• **PROBLEM TO WORK ON**
Find the lines of data that contain the string "such", then list them.

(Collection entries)
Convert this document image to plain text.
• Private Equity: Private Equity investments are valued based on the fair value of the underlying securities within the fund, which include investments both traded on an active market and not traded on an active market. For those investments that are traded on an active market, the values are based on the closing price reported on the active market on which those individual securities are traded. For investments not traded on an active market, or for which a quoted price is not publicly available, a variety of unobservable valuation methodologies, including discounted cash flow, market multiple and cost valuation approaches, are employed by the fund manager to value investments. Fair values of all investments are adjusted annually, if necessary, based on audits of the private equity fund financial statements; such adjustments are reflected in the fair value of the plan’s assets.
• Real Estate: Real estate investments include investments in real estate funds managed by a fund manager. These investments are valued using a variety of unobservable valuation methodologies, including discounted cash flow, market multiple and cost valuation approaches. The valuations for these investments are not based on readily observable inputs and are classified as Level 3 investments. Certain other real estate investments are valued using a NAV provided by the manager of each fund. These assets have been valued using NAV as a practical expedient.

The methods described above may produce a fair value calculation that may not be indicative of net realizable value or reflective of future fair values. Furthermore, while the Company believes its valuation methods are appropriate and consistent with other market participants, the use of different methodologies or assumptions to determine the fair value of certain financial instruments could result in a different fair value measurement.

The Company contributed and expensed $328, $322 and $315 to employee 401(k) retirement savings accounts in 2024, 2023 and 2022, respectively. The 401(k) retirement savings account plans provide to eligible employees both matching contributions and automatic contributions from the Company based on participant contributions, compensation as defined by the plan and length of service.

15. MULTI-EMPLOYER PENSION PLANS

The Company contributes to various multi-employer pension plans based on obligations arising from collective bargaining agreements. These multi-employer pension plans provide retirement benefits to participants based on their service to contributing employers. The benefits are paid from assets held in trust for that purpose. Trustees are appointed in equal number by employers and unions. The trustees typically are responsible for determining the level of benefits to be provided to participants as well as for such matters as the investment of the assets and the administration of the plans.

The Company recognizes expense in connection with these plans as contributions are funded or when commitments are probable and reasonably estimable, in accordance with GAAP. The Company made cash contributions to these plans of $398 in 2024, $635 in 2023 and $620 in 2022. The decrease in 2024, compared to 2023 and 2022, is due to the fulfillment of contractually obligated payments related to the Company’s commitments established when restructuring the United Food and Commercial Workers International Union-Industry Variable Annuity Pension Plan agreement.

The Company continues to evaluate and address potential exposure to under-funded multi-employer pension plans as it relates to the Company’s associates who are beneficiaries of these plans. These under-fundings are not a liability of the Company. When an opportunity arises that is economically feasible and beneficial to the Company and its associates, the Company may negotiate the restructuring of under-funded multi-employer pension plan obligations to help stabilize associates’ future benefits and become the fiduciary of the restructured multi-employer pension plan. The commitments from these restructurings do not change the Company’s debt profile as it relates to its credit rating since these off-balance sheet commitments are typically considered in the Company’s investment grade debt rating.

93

• **EXERCISE RESULT**
• Private Equity: Private Equity investments are valued based on the fair value of the underlying securities within the fund, which include investments both traded on an active market and not traded on an active market. For those investments that are traded on an active market, the values are based on the closing price reported on the active market on which those individual securities are traded. For investments not traded on an active market, or for which a quoted price is not publicly available, a variety of unobservable valuation methodologies, including discounted cash flow, market multiple and cost valuation approaches, are employed by the fund manager to value investments. Fair values of all investments are adjusted annually, if necessary, based on audits of the private equity fund financial statements; such adjustments are reflected in the fair value of the plan’s assets.
The Company contributes to various multi-employer pension plans based on obligations arising from collective bargaining agreements. These multi-employer pension plans provide retirement benefits to participants based on their service to contributing employers. The benefits are paid from assets held in trust for that purpose. Trustees are appointed in equal number by employers and unions. The trustees typically are responsible for determining the level of benefits to be provided to participants as well as for such matters as the investment of the assets and the administration of the plans.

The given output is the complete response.